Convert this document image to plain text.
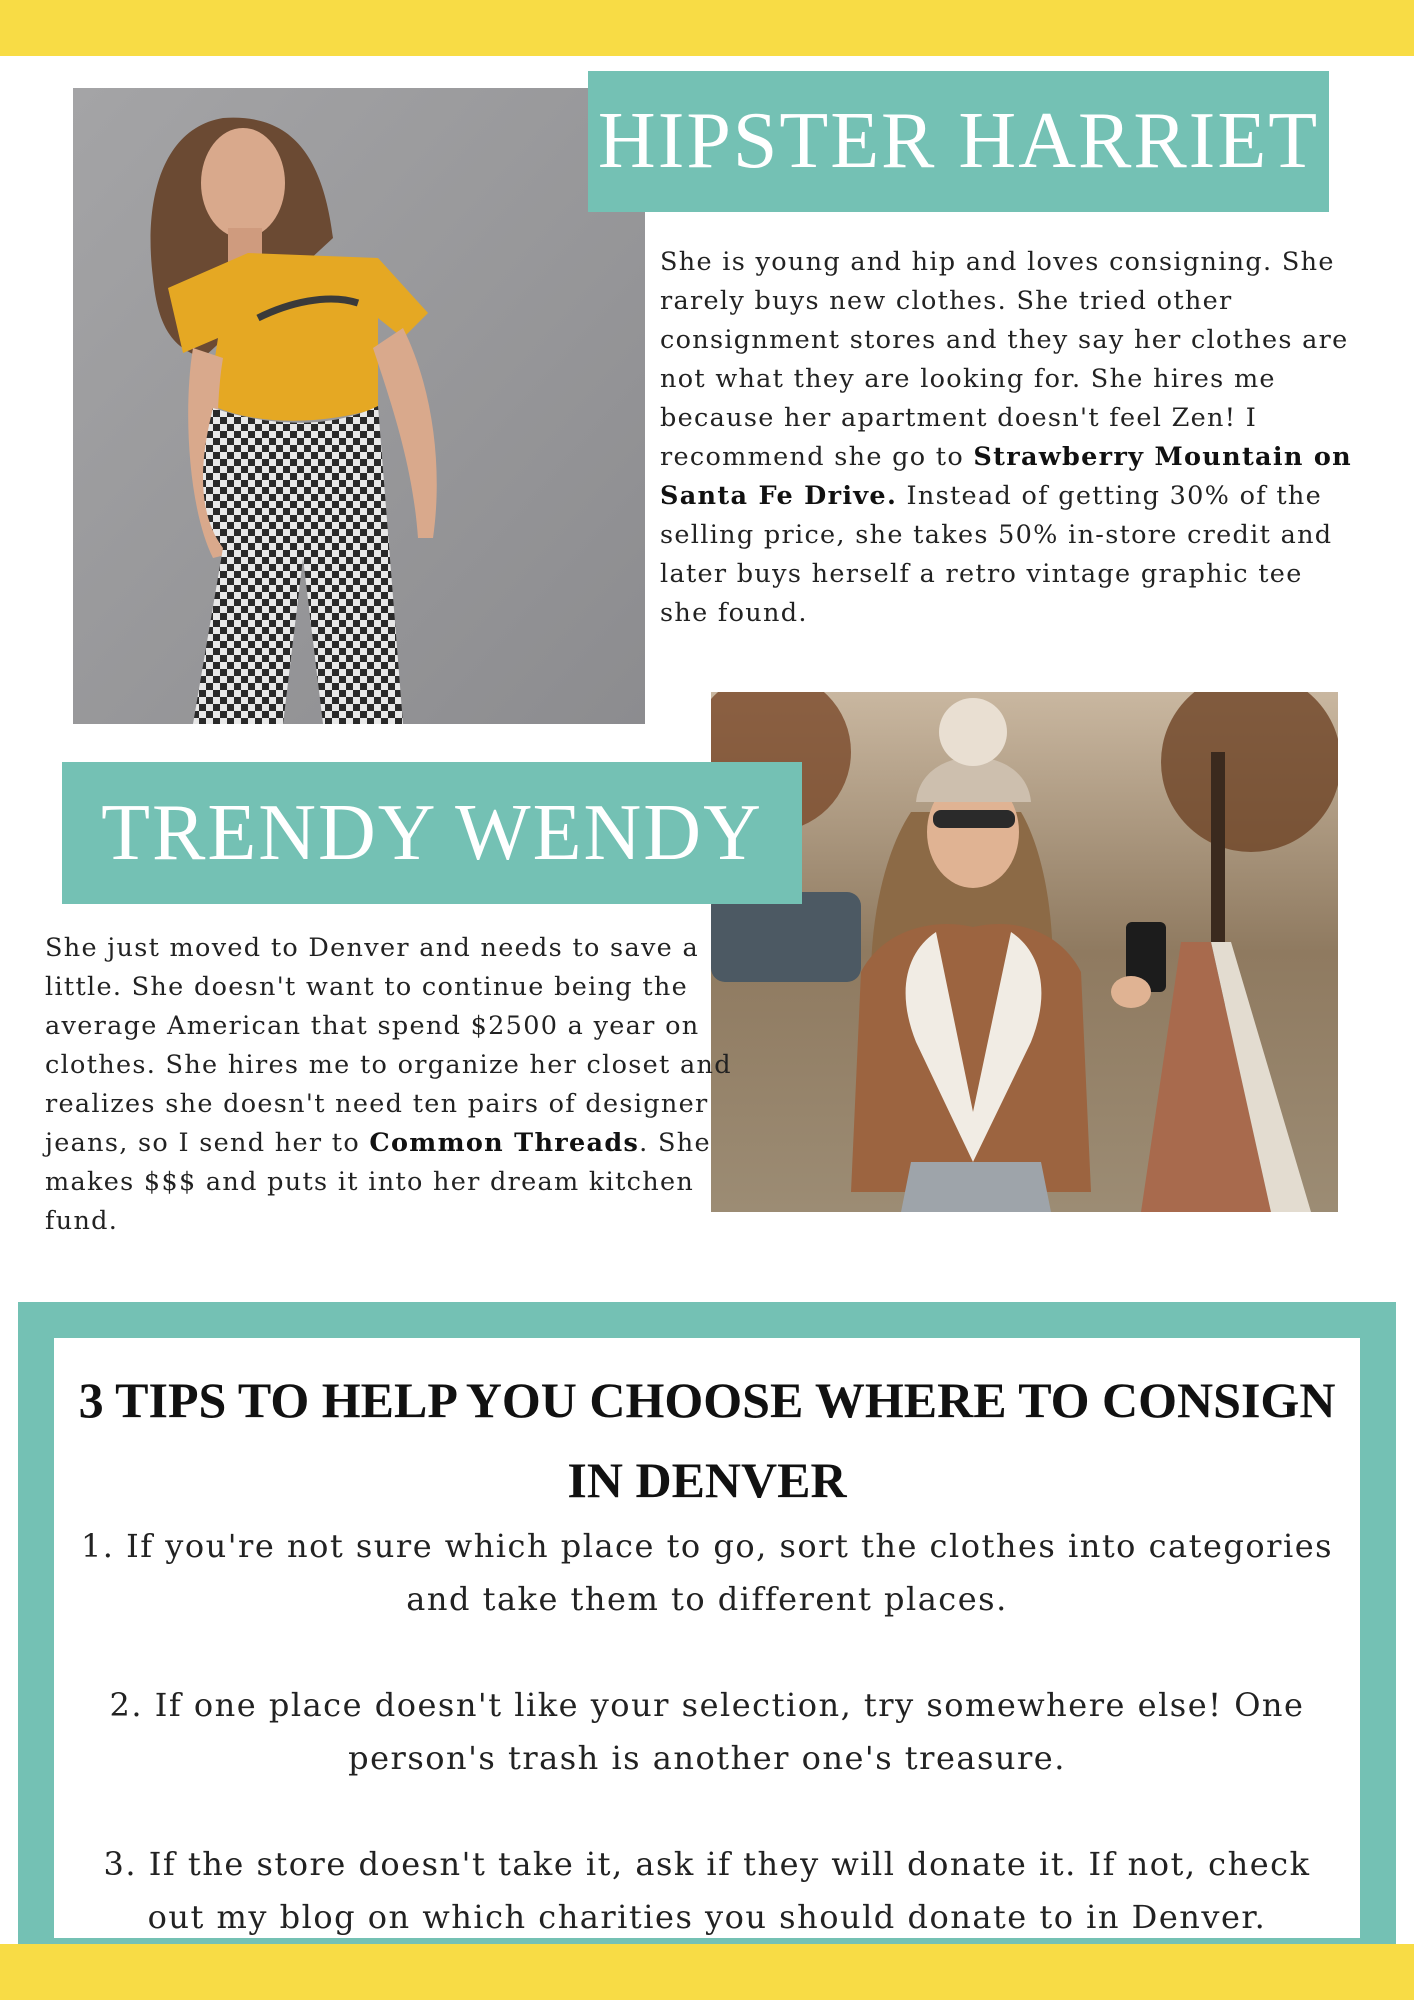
HIPSTER HARRIET

She is young and hip and loves consigning. She rarely buys new clothes. She tried other consignment stores and they say her clothes are not what they are looking for. She hires me because her apartment doesn't feel Zen! I recommend she go to Strawberry Mountain on Santa Fe Drive. Instead of getting 30% of the selling price, she takes 50% in-store credit and later buys herself a retro vintage graphic tee she found.

TRENDY WENDY

She just moved to Denver and needs to save a little. She doesn't want to continue being the average American that spend $2500 a year on clothes. She hires me to organize her closet and realizes she doesn't need ten pairs of designer jeans, so I send her to Common Threads. She makes $$$ and puts it into her dream kitchen fund.

3 TIPS TO HELP YOU CHOOSE WHERE TO CONSIGN IN DENVER

1. If you're not sure which place to go, sort the clothes into categories and take them to different places.

2. If one place doesn't like your selection, try somewhere else! One person's trash is another one's treasure.

3. If the store doesn't take it, ask if they will donate it. If not, check out my blog on which charities you should donate to in Denver.
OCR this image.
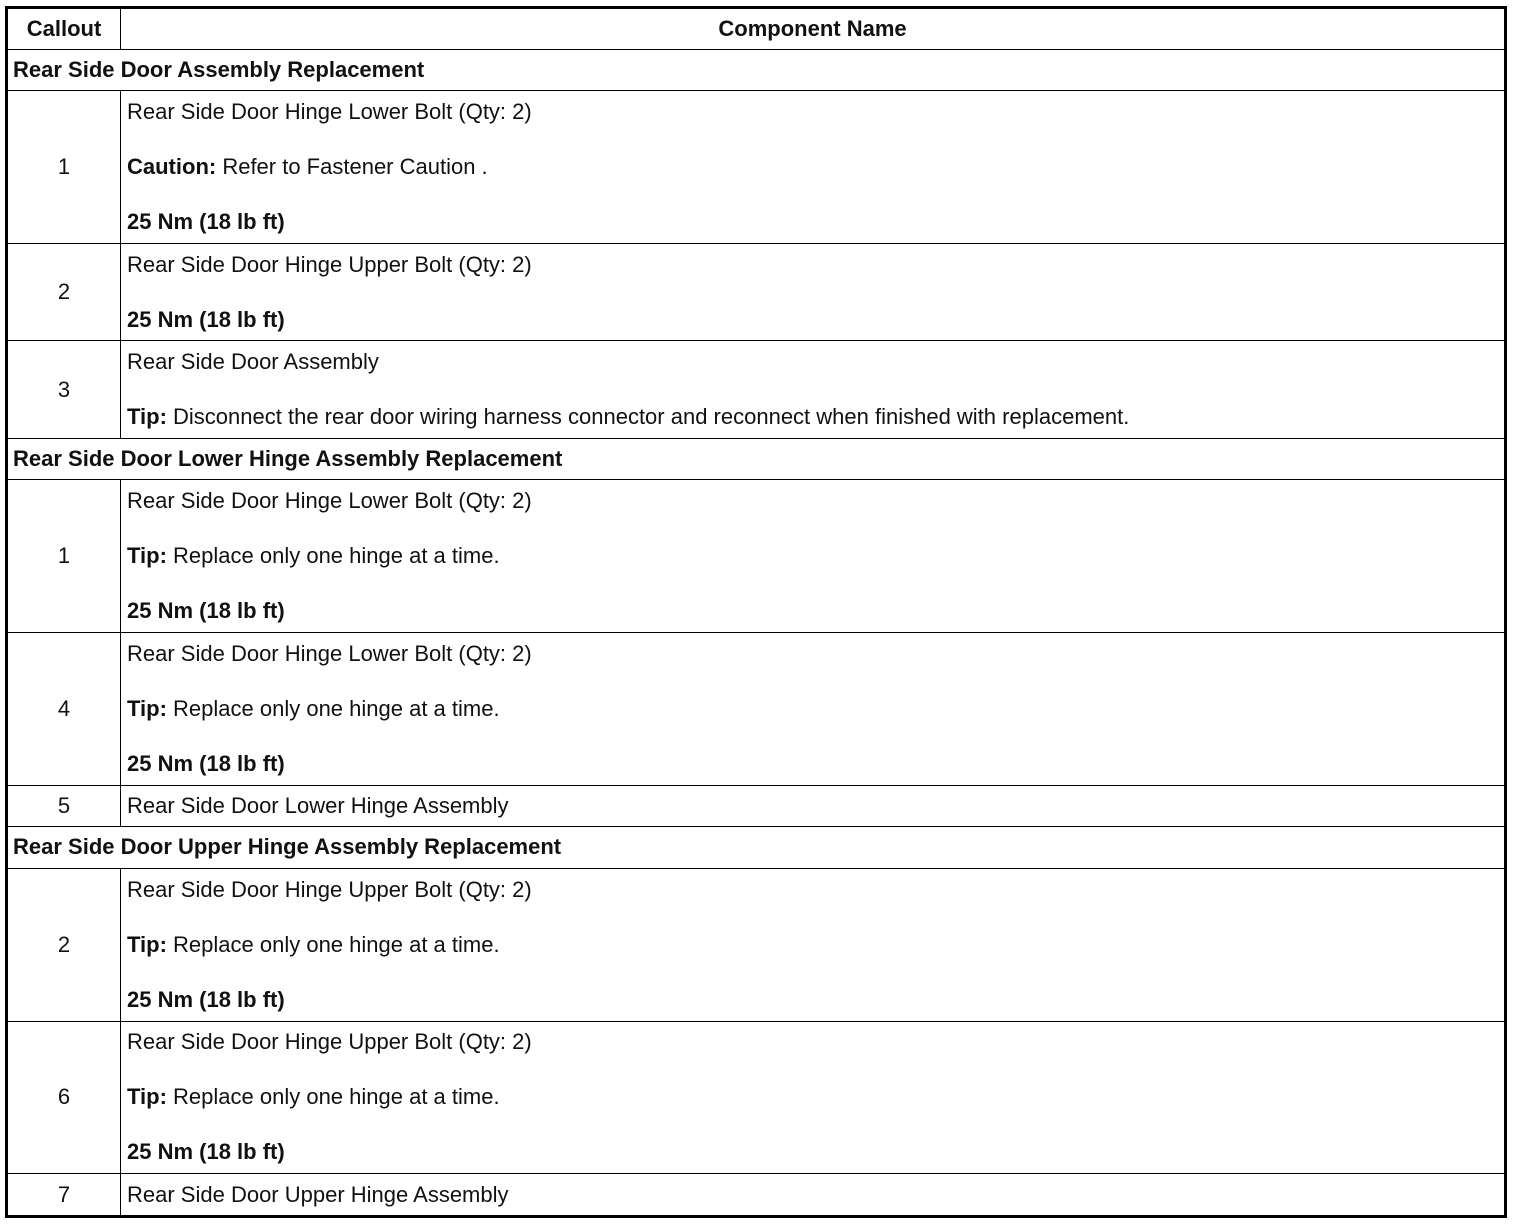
Callout	Component Name
Rear Side Door Assembly Replacement	
1	Rear Side Door Hinge Lower Bolt (Qty: 2)
Caution: Refer to Fastener Caution .
25 Nm (18 lb ft)

2	Rear Side Door Hinge Upper Bolt (Qty: 2)
25 Nm (18 lb ft)

3	Rear Side Door Assembly
Tip: Disconnect the rear door wiring harness connector and reconnect when finished with replacement.

Rear Side Door Lower Hinge Assembly Replacement	
1	Rear Side Door Hinge Lower Bolt (Qty: 2)
Tip: Replace only one hinge at a time.
25 Nm (18 lb ft)

4	Rear Side Door Hinge Lower Bolt (Qty: 2)
Tip: Replace only one hinge at a time.
25 Nm (18 lb ft)

5	Rear Side Door Lower Hinge Assembly

Rear Side Door Upper Hinge Assembly Replacement	
2	Rear Side Door Hinge Upper Bolt (Qty: 2)
Tip: Replace only one hinge at a time.
25 Nm (18 lb ft)

6	Rear Side Door Hinge Upper Bolt (Qty: 2)
Tip: Replace only one hinge at a time.
25 Nm (18 lb ft)

7	Rear Side Door Upper Hinge Assembly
------------------------------------
*What you need to do*
Without the pictures, print the whole listing exactly as given.

*Solved problem*
Convert this document image to plain text.
HIPSTER HARRIET

She is young and hip and loves consigning. She rarely buys new clothes. She tried other consignment stores and they say her clothes are not what they are looking for. She hires me because her apartment doesn't feel Zen! I recommend she go to Strawberry Mountain on Santa Fe Drive. Instead of getting 30% of the selling price, she takes 50% in-store credit and later buys herself a retro vintage graphic tee she found.

TRENDY WENDY

She just moved to Denver and needs to save a little. She doesn't want to continue being the average American that spend $2500 a year on clothes. She hires me to organize her closet and realizes she doesn't need ten pairs of designer jeans, so I send her to Common Threads. She makes $$$ and puts it into her dream kitchen fund.

3 TIPS TO HELP YOU CHOOSE WHERE TO CONSIGN IN DENVER

1. If you're not sure which place to go, sort the clothes into categories and take them to different places.

2. If one place doesn't like your selection, try somewhere else! One person's trash is another one's treasure.

3. If the store doesn't take it, ask if they will donate it. If not, check out my blog on which charities you should donate to in Denver.
OCR this image.
Callout	Component Name
Rear Side Door Assembly Replacement	
1	Rear Side Door Hinge Lower Bolt (Qty: 2)
Caution: Refer to Fastener Caution .
25 Nm (18 lb ft)

2	Rear Side Door Hinge Upper Bolt (Qty: 2)
25 Nm (18 lb ft)

3	Rear Side Door Assembly
Tip: Disconnect the rear door wiring harness connector and reconnect when finished with replacement.

Rear Side Door Lower Hinge Assembly Replacement	
1	Rear Side Door Hinge Lower Bolt (Qty: 2)
Tip: Replace only one hinge at a time.
25 Nm (18 lb ft)

4	Rear Side Door Hinge Lower Bolt (Qty: 2)
Tip: Replace only one hinge at a time.
25 Nm (18 lb ft)

5	Rear Side Door Lower Hinge Assembly

Rear Side Door Upper Hinge Assembly Replacement	
2	Rear Side Door Hinge Upper Bolt (Qty: 2)
Tip: Replace only one hinge at a time.
25 Nm (18 lb ft)

6	Rear Side Door Hinge Upper Bolt (Qty: 2)
Tip: Replace only one hinge at a time.
25 Nm (18 lb ft)

7	Rear Side Door Upper Hinge Assembly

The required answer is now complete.